#### Extracted text:
Furthermore, Pottgen et al. demonstrated that telenursing methods (transmitting content based on cognitive behavioral therapy strategies via email) not only reduce fatigue in MS patients but also have a positive effect on their daily life activities and overall quality of life (36). In line with this study’s suggestion, the current study investigated changes and additions to drug treatments after patients entered the study. Connelly et al. also found that educational programs delivered through mobile phones not only improved the treatment process and adherence to dietary requirements among patients but also encouraged innovative approaches to providing better healthcare services to individuals with chronic disorders (37).
Consistent with the current study, Finlayson et al. demonstrated that website-based training significantly reduces fatigue in the intervention group of MS patients compared to the control group (15). Similarly, Kazemi et al. indicated that the use of mobile phone software enhances self-efficacy and treatment adherence in patients with MS (2). In addition to saving nurses time, creating electronic platforms for patients can empower them to manage their disease regardless of time or location. These platforms also serve as valuable resources to keep patients well-informed about their condition.
In contrast to the findings of the present study, Saadatifar et al. revealed that mobile health education, compared to routine education, did not significantly impact treatment adherence in hemodialysis patients (38). Several factors, including differences in society, working methods, the criterion of average media literacy for study entry, and the absence of telephone follow-ups after interventions, could account for this discrepancy. In the current study, telephone follow-ups were conducted, and continuous monitoring of patient performance is expected to contribute to better outcomes. Notably, the positive effect of telephone training and follow-up in reducing fatigue intensity in the intervention group can be attributed to improved communication between nurses and patients, the sense of support provided to patients, and encouragement for effective communication with healthcare providers.

Document structure recognition data

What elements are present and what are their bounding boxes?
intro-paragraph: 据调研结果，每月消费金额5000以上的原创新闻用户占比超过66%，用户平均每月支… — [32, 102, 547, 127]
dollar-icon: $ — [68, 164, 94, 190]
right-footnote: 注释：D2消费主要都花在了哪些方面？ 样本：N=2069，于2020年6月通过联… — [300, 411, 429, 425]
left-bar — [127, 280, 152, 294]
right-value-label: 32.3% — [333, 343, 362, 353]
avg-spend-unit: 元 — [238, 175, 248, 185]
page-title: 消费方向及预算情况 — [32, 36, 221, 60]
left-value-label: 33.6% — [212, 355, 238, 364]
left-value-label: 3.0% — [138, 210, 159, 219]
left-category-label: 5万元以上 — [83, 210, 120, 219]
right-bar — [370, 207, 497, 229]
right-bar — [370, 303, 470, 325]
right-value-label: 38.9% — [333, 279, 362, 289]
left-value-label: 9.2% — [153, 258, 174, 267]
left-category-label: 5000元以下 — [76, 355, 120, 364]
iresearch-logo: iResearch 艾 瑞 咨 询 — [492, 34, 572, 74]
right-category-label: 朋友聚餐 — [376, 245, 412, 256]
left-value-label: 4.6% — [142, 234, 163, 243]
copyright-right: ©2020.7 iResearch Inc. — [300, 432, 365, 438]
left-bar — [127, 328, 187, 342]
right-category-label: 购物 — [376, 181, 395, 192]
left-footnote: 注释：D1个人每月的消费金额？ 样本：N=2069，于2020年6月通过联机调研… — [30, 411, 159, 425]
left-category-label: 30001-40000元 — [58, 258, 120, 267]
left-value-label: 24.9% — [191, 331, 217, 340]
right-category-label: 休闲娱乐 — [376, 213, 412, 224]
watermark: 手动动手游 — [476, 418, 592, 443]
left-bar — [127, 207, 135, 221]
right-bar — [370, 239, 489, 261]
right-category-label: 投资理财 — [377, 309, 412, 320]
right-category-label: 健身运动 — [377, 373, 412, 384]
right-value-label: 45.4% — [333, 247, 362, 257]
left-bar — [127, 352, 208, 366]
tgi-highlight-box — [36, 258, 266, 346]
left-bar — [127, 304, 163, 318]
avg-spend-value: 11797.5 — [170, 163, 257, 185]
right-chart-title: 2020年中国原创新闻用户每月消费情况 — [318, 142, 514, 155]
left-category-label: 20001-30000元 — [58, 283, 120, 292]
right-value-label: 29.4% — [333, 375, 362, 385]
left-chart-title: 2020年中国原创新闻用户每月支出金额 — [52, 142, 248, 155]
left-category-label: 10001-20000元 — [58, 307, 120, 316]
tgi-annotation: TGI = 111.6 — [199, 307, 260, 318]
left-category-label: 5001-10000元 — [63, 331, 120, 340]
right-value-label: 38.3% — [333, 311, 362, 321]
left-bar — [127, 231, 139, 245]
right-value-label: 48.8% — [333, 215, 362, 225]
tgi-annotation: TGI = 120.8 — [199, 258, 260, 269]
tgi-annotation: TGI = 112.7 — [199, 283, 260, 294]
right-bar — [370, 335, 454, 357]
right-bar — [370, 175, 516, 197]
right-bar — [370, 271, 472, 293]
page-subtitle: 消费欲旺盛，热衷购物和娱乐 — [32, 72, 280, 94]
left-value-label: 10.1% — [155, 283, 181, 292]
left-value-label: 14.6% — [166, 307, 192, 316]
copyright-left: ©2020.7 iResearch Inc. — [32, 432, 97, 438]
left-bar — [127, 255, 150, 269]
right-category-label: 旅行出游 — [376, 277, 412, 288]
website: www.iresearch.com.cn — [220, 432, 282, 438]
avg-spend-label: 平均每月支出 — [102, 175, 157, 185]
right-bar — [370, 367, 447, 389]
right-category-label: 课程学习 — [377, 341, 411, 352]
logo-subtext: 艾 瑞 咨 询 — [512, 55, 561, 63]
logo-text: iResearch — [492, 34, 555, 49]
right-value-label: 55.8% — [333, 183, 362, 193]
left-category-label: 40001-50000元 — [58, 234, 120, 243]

#### Explore the material:
1. Using the discussion of telenursing and mobile health education, decide whether each statement agrees with it: (a) Finlayson et al. found that website-based training significantly reduced fatigue in MS patients in the intervention group compared to the control group; (b) Saadatifar et al. found that mobile health education significantly improved treatment adherence in hemodialysis patients; (c) the current study did not conduct telephone follow-ups. Answer yes or no for each, and quote the deciding words of the text.
2. Pick up the discussion of telenursing for MS patients after its final sentence and continue it.
You can set the lines aside, since none of them is needed here.

#### Replies:
1.
(a) Yes: "website-based training significantly reduces fatigue in the intervention group of MS patients compared to the control group"
(b) No: "did not significantly impact treatment adherence in hemodialysis patients"
(c) No: "In the current study, telephone follow-ups were conducted"

2.
Contrary to the results of the present study, Rietberg et al. suggested that rehabilitation programs do not significantly affect the fatigue of MS patients. These researchers proposed that chronic fatigue in MS patients may remain relatively stable over time, regardless of interventions (39). However, this finding contradicts the outcomes of the present study, which could be attributed to differences in the types of interventions.
Based on the findings of these studies, it is evident that the use of communication technologies allows nurses to deliver high-quality care and education to MS patients, particularly those with limited mobility or living in underserved areas where access to nursing services is challenging. Furthermore, effective management of symptoms associated with this chronic disease enables continuous support and follow-up for patients, regardless of their location. The memory problem of the patients was not solved, but they tired to compensate it by teleplone follow-up.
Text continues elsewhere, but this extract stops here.